Task goal: Extract every line that contains the string "Eier".

Dataset records:
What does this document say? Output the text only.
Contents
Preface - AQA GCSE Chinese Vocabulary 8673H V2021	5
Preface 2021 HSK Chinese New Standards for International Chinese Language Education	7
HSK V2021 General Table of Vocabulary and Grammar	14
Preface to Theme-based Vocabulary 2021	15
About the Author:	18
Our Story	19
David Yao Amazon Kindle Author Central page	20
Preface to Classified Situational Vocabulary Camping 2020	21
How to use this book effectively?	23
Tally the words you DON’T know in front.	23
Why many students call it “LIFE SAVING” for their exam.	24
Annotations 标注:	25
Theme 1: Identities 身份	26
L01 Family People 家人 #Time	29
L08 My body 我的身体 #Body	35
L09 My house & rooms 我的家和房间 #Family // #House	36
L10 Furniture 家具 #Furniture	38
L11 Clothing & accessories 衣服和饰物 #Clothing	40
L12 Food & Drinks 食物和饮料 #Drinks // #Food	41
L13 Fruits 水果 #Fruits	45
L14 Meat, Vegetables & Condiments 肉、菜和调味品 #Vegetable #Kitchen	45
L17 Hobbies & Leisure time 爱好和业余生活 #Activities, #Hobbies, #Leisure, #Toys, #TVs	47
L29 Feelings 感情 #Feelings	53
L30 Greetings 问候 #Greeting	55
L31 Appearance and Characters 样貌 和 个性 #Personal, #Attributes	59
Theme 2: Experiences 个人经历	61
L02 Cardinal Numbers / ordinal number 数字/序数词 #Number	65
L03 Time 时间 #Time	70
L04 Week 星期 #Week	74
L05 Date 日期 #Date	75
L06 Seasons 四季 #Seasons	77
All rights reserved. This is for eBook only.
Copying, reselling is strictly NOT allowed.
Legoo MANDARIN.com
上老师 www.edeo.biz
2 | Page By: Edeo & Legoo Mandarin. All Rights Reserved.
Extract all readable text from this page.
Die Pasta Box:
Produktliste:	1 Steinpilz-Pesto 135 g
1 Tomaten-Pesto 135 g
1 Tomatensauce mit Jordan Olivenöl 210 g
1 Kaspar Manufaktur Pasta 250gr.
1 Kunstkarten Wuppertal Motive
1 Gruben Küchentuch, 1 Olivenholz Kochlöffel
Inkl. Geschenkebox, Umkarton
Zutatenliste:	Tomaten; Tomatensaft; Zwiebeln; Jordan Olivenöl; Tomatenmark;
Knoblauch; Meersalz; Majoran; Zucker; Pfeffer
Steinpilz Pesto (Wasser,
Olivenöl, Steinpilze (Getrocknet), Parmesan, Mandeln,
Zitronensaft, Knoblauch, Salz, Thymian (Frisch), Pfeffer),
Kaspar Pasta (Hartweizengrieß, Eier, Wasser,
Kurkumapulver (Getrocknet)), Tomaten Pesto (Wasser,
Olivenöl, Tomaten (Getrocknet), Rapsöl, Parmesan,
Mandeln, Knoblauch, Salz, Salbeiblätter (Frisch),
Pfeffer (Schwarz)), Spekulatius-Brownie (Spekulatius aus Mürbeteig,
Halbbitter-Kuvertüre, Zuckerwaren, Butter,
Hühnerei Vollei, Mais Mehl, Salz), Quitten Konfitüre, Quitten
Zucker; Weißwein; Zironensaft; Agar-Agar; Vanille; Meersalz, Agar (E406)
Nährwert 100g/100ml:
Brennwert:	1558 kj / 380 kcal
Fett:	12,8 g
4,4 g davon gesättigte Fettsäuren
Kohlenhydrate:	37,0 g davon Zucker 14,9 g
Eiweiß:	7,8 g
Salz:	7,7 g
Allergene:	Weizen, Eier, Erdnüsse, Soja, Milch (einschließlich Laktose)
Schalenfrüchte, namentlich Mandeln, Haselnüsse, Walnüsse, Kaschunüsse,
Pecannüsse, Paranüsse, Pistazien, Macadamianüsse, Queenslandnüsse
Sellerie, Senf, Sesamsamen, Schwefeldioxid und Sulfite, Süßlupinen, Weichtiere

Result of the exercise:
Kaspar Pasta (Hartweizengrieß, Eier, Wasser,
Allergene:	Weizen, Eier, Erdnüsse, Soja, Milch (einschließlich Laktose)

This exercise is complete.